What you should do:
Pull each line containing "count" out of the data and copy it.

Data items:
— Start —

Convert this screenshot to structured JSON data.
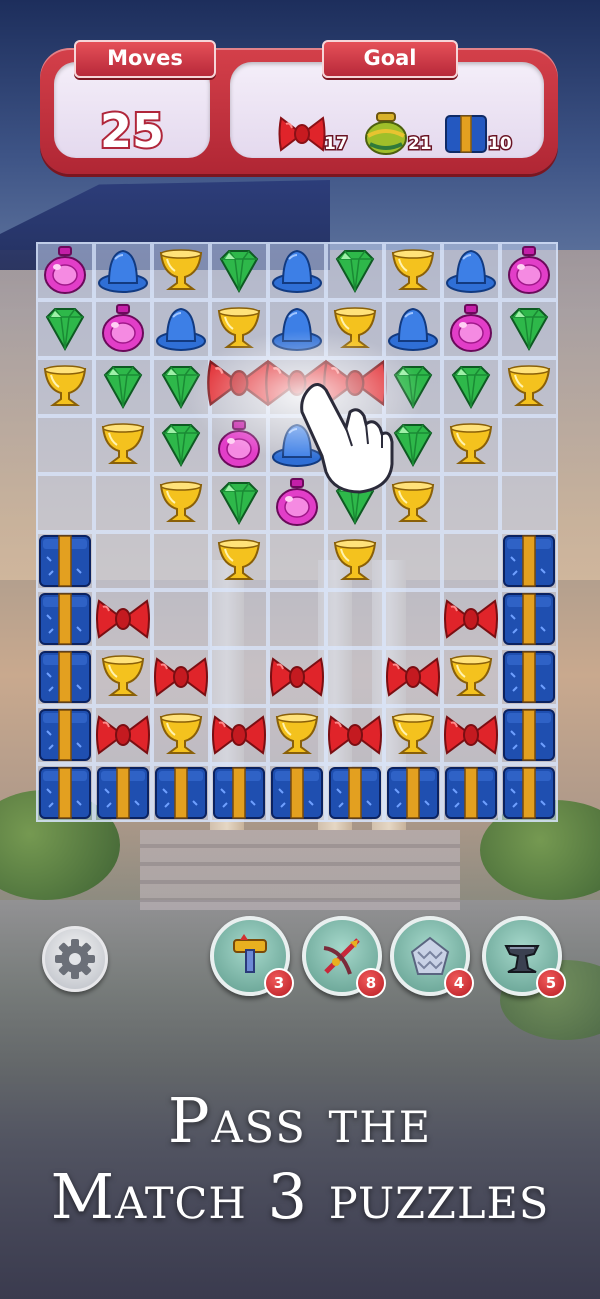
{
  "hud": {
    "moves_label": "Moves",
    "moves_value": "25",
    "goal_label": "Goal",
    "goals": [
      {
        "icon": "red-bow-icon",
        "count": "17"
      },
      {
        "icon": "green-vase-icon",
        "count": "21"
      },
      {
        "icon": "blue-gift-box-icon",
        "count": "10"
      }
    ]
  },
  "boosters": {
    "settings_icon": "gear-icon",
    "items": [
      {
        "icon": "hammer-icon",
        "count": "3"
      },
      {
        "icon": "crossbow-icon",
        "count": "8"
      },
      {
        "icon": "diamond-cluster-icon",
        "count": "4"
      },
      {
        "icon": "anvil-icon",
        "count": "5"
      }
    ]
  },
  "caption": {
    "line1": "Pass the",
    "line2": "Match 3 puzzles"
  },
  "colors": {
    "hud_red": "#c8323e",
    "panel": "#efe7f5",
    "gem_green": "#2eb84a",
    "hat_blue": "#2f6fd6",
    "cup_yellow": "#f4c21e",
    "potion_pink": "#e23ec8",
    "bow_red": "#e0242a",
    "gift_blue": "#1f4fb0"
  },
  "board": {
    "rows": [
      [
        "potion",
        "hat",
        "cup",
        "gem",
        "hat",
        "gem",
        "cup",
        "hat",
        "potion"
      ],
      [
        "gem",
        "potion",
        "hat",
        "cup",
        "hat",
        "cup",
        "hat",
        "potion",
        "gem"
      ],
      [
        "cup",
        "gem",
        "gem",
        "bow",
        "bow",
        "bow",
        "gem",
        "gem",
        "cup"
      ],
      [
        null,
        "cup",
        "gem",
        "potion",
        "hat",
        "gem",
        "gem",
        "cup",
        null
      ],
      [
        null,
        null,
        "cup",
        "gem",
        "potion",
        "gem",
        "cup",
        null,
        null
      ],
      [
        "gift",
        null,
        null,
        "cup",
        null,
        "cup",
        null,
        null,
        "gift"
      ],
      [
        "gift",
        "bow",
        null,
        null,
        null,
        null,
        null,
        "bow",
        "gift"
      ],
      [
        "gift",
        "cup",
        "bow",
        null,
        "bow",
        null,
        "bow",
        "cup",
        "gift"
      ],
      [
        "gift",
        "bow",
        "cup",
        "bow",
        "cup",
        "bow",
        "cup",
        "bow",
        "gift"
      ],
      [
        "gift",
        "gift",
        "gift",
        "gift",
        "gift",
        "gift",
        "gift",
        "gift",
        "gift"
      ]
    ]
  }
}
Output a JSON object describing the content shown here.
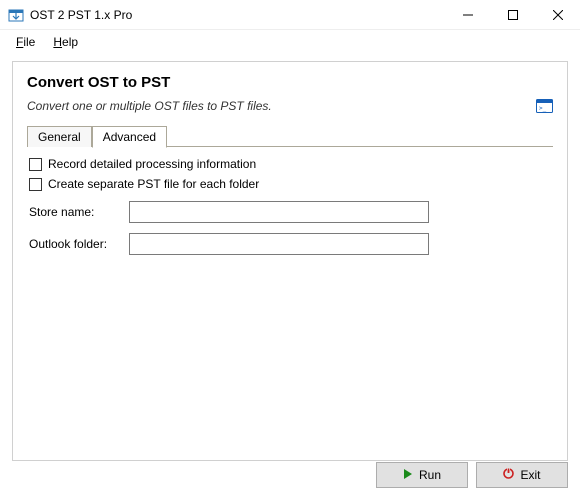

— End —

Expected answer:
        "count": "17"
        "count": "21"
        "count": "10"
        "count": "3"
        "count": "8"
        "count": "4"
        "count": "5"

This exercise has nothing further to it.